> _TASK PROMPT_
Each entry must be reproduced precisely as it stands.

> _RECORDS SUPPLIED_
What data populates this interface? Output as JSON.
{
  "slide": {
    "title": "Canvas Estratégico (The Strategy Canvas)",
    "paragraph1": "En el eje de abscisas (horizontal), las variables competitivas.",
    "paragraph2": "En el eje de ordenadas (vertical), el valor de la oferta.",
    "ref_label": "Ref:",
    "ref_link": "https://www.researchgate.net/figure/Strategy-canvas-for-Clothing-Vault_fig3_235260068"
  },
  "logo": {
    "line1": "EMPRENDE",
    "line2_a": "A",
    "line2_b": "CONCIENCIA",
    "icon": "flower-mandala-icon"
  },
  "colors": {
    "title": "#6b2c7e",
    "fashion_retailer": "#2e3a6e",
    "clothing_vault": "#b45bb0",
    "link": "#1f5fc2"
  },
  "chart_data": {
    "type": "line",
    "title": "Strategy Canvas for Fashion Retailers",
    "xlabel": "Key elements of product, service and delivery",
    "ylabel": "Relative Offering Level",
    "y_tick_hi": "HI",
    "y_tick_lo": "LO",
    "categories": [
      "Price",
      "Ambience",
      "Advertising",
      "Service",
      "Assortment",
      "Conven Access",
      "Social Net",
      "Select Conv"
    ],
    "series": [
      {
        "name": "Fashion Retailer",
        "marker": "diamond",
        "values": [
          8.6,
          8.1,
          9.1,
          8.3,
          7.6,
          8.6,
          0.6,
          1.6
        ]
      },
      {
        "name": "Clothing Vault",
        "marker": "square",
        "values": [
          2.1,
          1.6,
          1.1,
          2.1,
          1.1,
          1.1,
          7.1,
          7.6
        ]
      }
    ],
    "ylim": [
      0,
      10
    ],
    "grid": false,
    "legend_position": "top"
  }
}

> _OUTPUT OF THE TASK_
What data populates this interface? Output as JSON.
{
  "slide": {
    "title": "Canvas Estratégico (The Strategy Canvas)",
    "paragraph1": "En el eje de abscisas (horizontal), las variables competitivas.",
    "paragraph2": "En el eje de ordenadas (vertical), el valor de la oferta.",
    "ref_label": "Ref:",
    "ref_link": "https://www.researchgate.net/figure/Strategy-canvas-for-Clothing-Vault_fig3_235260068"
  },
  "logo": {
    "line1": "EMPRENDE",
    "line2_a": "A",
    "line2_b": "CONCIENCIA",
    "icon": "flower-mandala-icon"
  },
  "colors": {
    "title": "#6b2c7e",
    "fashion_retailer": "#2e3a6e",
    "clothing_vault": "#b45bb0",
    "link": "#1f5fc2"
  },
  "chart_data": {
    "type": "line",
    "title": "Strategy Canvas for Fashion Retailers",
    "xlabel": "Key elements of product, service and delivery",
    "ylabel": "Relative Offering Level",
    "y_tick_hi": "HI",
    "y_tick_lo": "LO",
    "categories": [
      "Price",
      "Ambience",
      "Advertising",
      "Service",
      "Assortment",
      "Conven Access",
      "Social Net",
      "Select Conv"
    ],
    "series": [
      {
        "name": "Fashion Retailer",
        "marker": "diamond",
        "values": [
          8.6,
          8.1,
          9.1,
          8.3,
          7.6,
          8.6,
          0.6,
          1.6
        ]
      },
      {
        "name": "Clothing Vault",
        "marker": "square",
        "values": [
          2.1,
          1.6,
          1.1,
          2.1,
          1.1,
          1.1,
          7.1,
          7.6
        ]
      }
    ],
    "ylim": [
      0,
      10
    ],
    "grid": false,
    "legend_position": "top"
  }
}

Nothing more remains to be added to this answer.